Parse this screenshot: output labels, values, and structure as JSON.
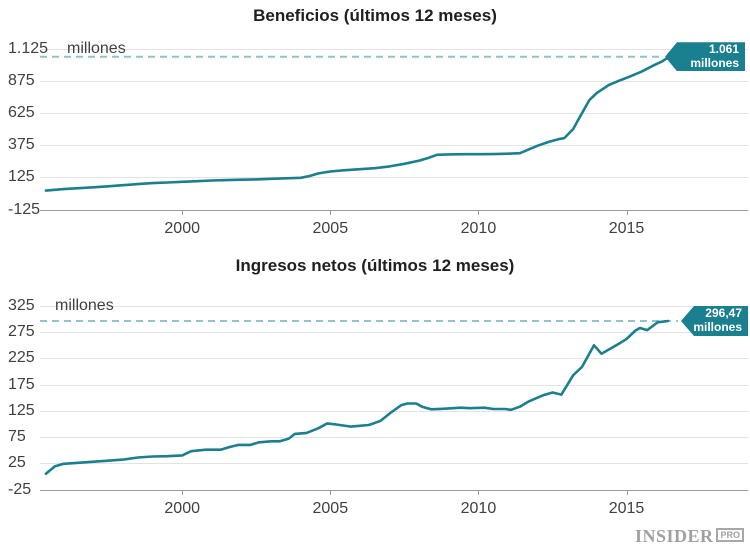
{
  "page": {
    "background": "#ffffff"
  },
  "colors": {
    "line": "#1a7f8e",
    "badge_bg": "#1a7f8e",
    "badge_text": "#ffffff",
    "reference_dash": "#8fc3cd",
    "gridline": "#e3e3e3",
    "axis": "#9b9b9b",
    "tick_text": "#404040",
    "title_text": "#1f1f1f",
    "logo_gray": "#a0a0a0"
  },
  "chart_data": [
    {
      "type": "line",
      "title": "Beneficios (últimos 12 meses)",
      "unit_label": "millones",
      "xlabel": "",
      "ylabel": "millones",
      "grid": "horizontal",
      "legend": "none",
      "ylim": [
        -125,
        1125
      ],
      "xlim": [
        1995.2,
        2019.1
      ],
      "y_ticks": [
        1125,
        875,
        625,
        375,
        125,
        -125
      ],
      "y_tick_labels": [
        "1.125",
        "875",
        "625",
        "375",
        "125",
        "-125"
      ],
      "x_ticks": [
        2000,
        2005,
        2010,
        2015
      ],
      "x_tick_labels": [
        "2000",
        "2005",
        "2010",
        "2015"
      ],
      "reference_line": {
        "style": "dashed",
        "value": 1061
      },
      "annotation": {
        "label_line1": "1.061",
        "label_line2": "millones",
        "value": 1061
      },
      "series": [
        {
          "name": "Beneficios (últimos 12 meses)",
          "x": [
            1995.4,
            1996,
            1996.5,
            1997,
            1997.5,
            1998,
            1998.5,
            1999,
            1999.5,
            2000,
            2000.5,
            2001,
            2001.5,
            2002,
            2002.5,
            2003,
            2003.5,
            2004,
            2004.3,
            2004.6,
            2005,
            2005.5,
            2006,
            2006.5,
            2007,
            2007.5,
            2008,
            2008.3,
            2008.6,
            2009,
            2009.5,
            2010,
            2010.5,
            2011,
            2011.4,
            2012,
            2012.4,
            2012.7,
            2012.9,
            2013.2,
            2013.4,
            2013.75,
            2014,
            2014.4,
            2014.8,
            2015.1,
            2015.5,
            2015.9,
            2016.2,
            2016.45
          ],
          "y": [
            22,
            33,
            40,
            47,
            55,
            64,
            72,
            80,
            85,
            90,
            95,
            100,
            103,
            106,
            109,
            113,
            117,
            121,
            135,
            155,
            170,
            180,
            188,
            196,
            210,
            230,
            255,
            275,
            300,
            303,
            304,
            304,
            305,
            308,
            312,
            370,
            402,
            421,
            429,
            500,
            584,
            726,
            780,
            842,
            880,
            906,
            945,
            992,
            1025,
            1061
          ]
        }
      ]
    },
    {
      "type": "line",
      "title": "Ingresos netos (últimos 12 meses)",
      "unit_label": "millones",
      "xlabel": "",
      "ylabel": "millones",
      "grid": "horizontal",
      "legend": "none",
      "ylim": [
        -25,
        325
      ],
      "xlim": [
        1995.2,
        2019.1
      ],
      "y_ticks": [
        325,
        275,
        225,
        175,
        125,
        75,
        25,
        -25
      ],
      "y_tick_labels": [
        "325",
        "275",
        "225",
        "175",
        "125",
        "75",
        "25",
        "-25"
      ],
      "x_ticks": [
        2000,
        2005,
        2010,
        2015
      ],
      "x_tick_labels": [
        "2000",
        "2005",
        "2010",
        "2015"
      ],
      "reference_line": {
        "style": "dashed",
        "value": 296.47
      },
      "annotation": {
        "label_line1": "296,47",
        "label_line2": "millones",
        "value": 296.47
      },
      "series": [
        {
          "name": "Ingresos netos (últimos 12 meses)",
          "x": [
            1995.4,
            1995.7,
            1996,
            1996.5,
            1997,
            1997.5,
            1998,
            1998.5,
            1999,
            1999.5,
            2000,
            2000.3,
            2000.8,
            2001.3,
            2001.6,
            2001.9,
            2002.3,
            2002.6,
            2003,
            2003.3,
            2003.6,
            2003.8,
            2004.2,
            2004.6,
            2004.9,
            2005.2,
            2005.7,
            2006.3,
            2006.7,
            2007,
            2007.4,
            2007.6,
            2007.9,
            2008.1,
            2008.4,
            2008.8,
            2009.4,
            2009.7,
            2010.2,
            2010.5,
            2010.9,
            2011.1,
            2011.4,
            2011.7,
            2012.2,
            2012.5,
            2012.8,
            2013.2,
            2013.5,
            2013.9,
            2014.15,
            2014.5,
            2014.8,
            2015,
            2015.3,
            2015.45,
            2015.7,
            2016.05,
            2016.4
          ],
          "y": [
            5,
            19,
            24,
            26,
            28,
            30,
            32,
            36,
            38,
            38.5,
            40,
            48,
            51,
            51,
            56,
            60,
            60,
            65,
            67,
            67,
            72,
            81,
            83,
            92,
            101,
            99,
            95,
            98,
            106,
            120,
            136,
            139,
            139,
            133,
            128,
            129,
            131,
            130,
            131,
            128.5,
            128.5,
            127,
            133,
            143,
            155,
            160,
            156,
            193,
            209,
            250,
            234,
            245,
            255,
            262,
            278,
            283,
            279,
            294,
            296.47
          ]
        }
      ]
    }
  ],
  "footer": {
    "brand": "INSIDER",
    "brand_suffix": "PRO"
  }
}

□ □ □ □ □ □ □

JOB
Exclude the pictures and repeat every other part of the records word for word.

PROBLEM SOLUTION
Parse this screenshot: output labels, values, and structure as JSON.
{
  "page": {
    "background": "#ffffff"
  },
  "colors": {
    "line": "#1a7f8e",
    "badge_bg": "#1a7f8e",
    "badge_text": "#ffffff",
    "reference_dash": "#8fc3cd",
    "gridline": "#e3e3e3",
    "axis": "#9b9b9b",
    "tick_text": "#404040",
    "title_text": "#1f1f1f",
    "logo_gray": "#a0a0a0"
  },
  "chart_data": [
    {
      "type": "line",
      "title": "Beneficios (últimos 12 meses)",
      "unit_label": "millones",
      "xlabel": "",
      "ylabel": "millones",
      "grid": "horizontal",
      "legend": "none",
      "ylim": [
        -125,
        1125
      ],
      "xlim": [
        1995.2,
        2019.1
      ],
      "y_ticks": [
        1125,
        875,
        625,
        375,
        125,
        -125
      ],
      "y_tick_labels": [
        "1.125",
        "875",
        "625",
        "375",
        "125",
        "-125"
      ],
      "x_ticks": [
        2000,
        2005,
        2010,
        2015
      ],
      "x_tick_labels": [
        "2000",
        "2005",
        "2010",
        "2015"
      ],
      "reference_line": {
        "style": "dashed",
        "value": 1061
      },
      "annotation": {
        "label_line1": "1.061",
        "label_line2": "millones",
        "value": 1061
      },
      "series": [
        {
          "name": "Beneficios (últimos 12 meses)",
          "x": [
            1995.4,
            1996,
            1996.5,
            1997,
            1997.5,
            1998,
            1998.5,
            1999,
            1999.5,
            2000,
            2000.5,
            2001,
            2001.5,
            2002,
            2002.5,
            2003,
            2003.5,
            2004,
            2004.3,
            2004.6,
            2005,
            2005.5,
            2006,
            2006.5,
            2007,
            2007.5,
            2008,
            2008.3,
            2008.6,
            2009,
            2009.5,
            2010,
            2010.5,
            2011,
            2011.4,
            2012,
            2012.4,
            2012.7,
            2012.9,
            2013.2,
            2013.4,
            2013.75,
            2014,
            2014.4,
            2014.8,
            2015.1,
            2015.5,
            2015.9,
            2016.2,
            2016.45
          ],
          "y": [
            22,
            33,
            40,
            47,
            55,
            64,
            72,
            80,
            85,
            90,
            95,
            100,
            103,
            106,
            109,
            113,
            117,
            121,
            135,
            155,
            170,
            180,
            188,
            196,
            210,
            230,
            255,
            275,
            300,
            303,
            304,
            304,
            305,
            308,
            312,
            370,
            402,
            421,
            429,
            500,
            584,
            726,
            780,
            842,
            880,
            906,
            945,
            992,
            1025,
            1061
          ]
        }
      ]
    },
    {
      "type": "line",
      "title": "Ingresos netos (últimos 12 meses)",
      "unit_label": "millones",
      "xlabel": "",
      "ylabel": "millones",
      "grid": "horizontal",
      "legend": "none",
      "ylim": [
        -25,
        325
      ],
      "xlim": [
        1995.2,
        2019.1
      ],
      "y_ticks": [
        325,
        275,
        225,
        175,
        125,
        75,
        25,
        -25
      ],
      "y_tick_labels": [
        "325",
        "275",
        "225",
        "175",
        "125",
        "75",
        "25",
        "-25"
      ],
      "x_ticks": [
        2000,
        2005,
        2010,
        2015
      ],
      "x_tick_labels": [
        "2000",
        "2005",
        "2010",
        "2015"
      ],
      "reference_line": {
        "style": "dashed",
        "value": 296.47
      },
      "annotation": {
        "label_line1": "296,47",
        "label_line2": "millones",
        "value": 296.47
      },
      "series": [
        {
          "name": "Ingresos netos (últimos 12 meses)",
          "x": [
            1995.4,
            1995.7,
            1996,
            1996.5,
            1997,
            1997.5,
            1998,
            1998.5,
            1999,
            1999.5,
            2000,
            2000.3,
            2000.8,
            2001.3,
            2001.6,
            2001.9,
            2002.3,
            2002.6,
            2003,
            2003.3,
            2003.6,
            2003.8,
            2004.2,
            2004.6,
            2004.9,
            2005.2,
            2005.7,
            2006.3,
            2006.7,
            2007,
            2007.4,
            2007.6,
            2007.9,
            2008.1,
            2008.4,
            2008.8,
            2009.4,
            2009.7,
            2010.2,
            2010.5,
            2010.9,
            2011.1,
            2011.4,
            2011.7,
            2012.2,
            2012.5,
            2012.8,
            2013.2,
            2013.5,
            2013.9,
            2014.15,
            2014.5,
            2014.8,
            2015,
            2015.3,
            2015.45,
            2015.7,
            2016.05,
            2016.4
          ],
          "y": [
            5,
            19,
            24,
            26,
            28,
            30,
            32,
            36,
            38,
            38.5,
            40,
            48,
            51,
            51,
            56,
            60,
            60,
            65,
            67,
            67,
            72,
            81,
            83,
            92,
            101,
            99,
            95,
            98,
            106,
            120,
            136,
            139,
            139,
            133,
            128,
            129,
            131,
            130,
            131,
            128.5,
            128.5,
            127,
            133,
            143,
            155,
            160,
            156,
            193,
            209,
            250,
            234,
            245,
            255,
            262,
            278,
            283,
            279,
            294,
            296.47
          ]
        }
      ]
    }
  ],
  "footer": {
    "brand": "INSIDER",
    "brand_suffix": "PRO"
  }
}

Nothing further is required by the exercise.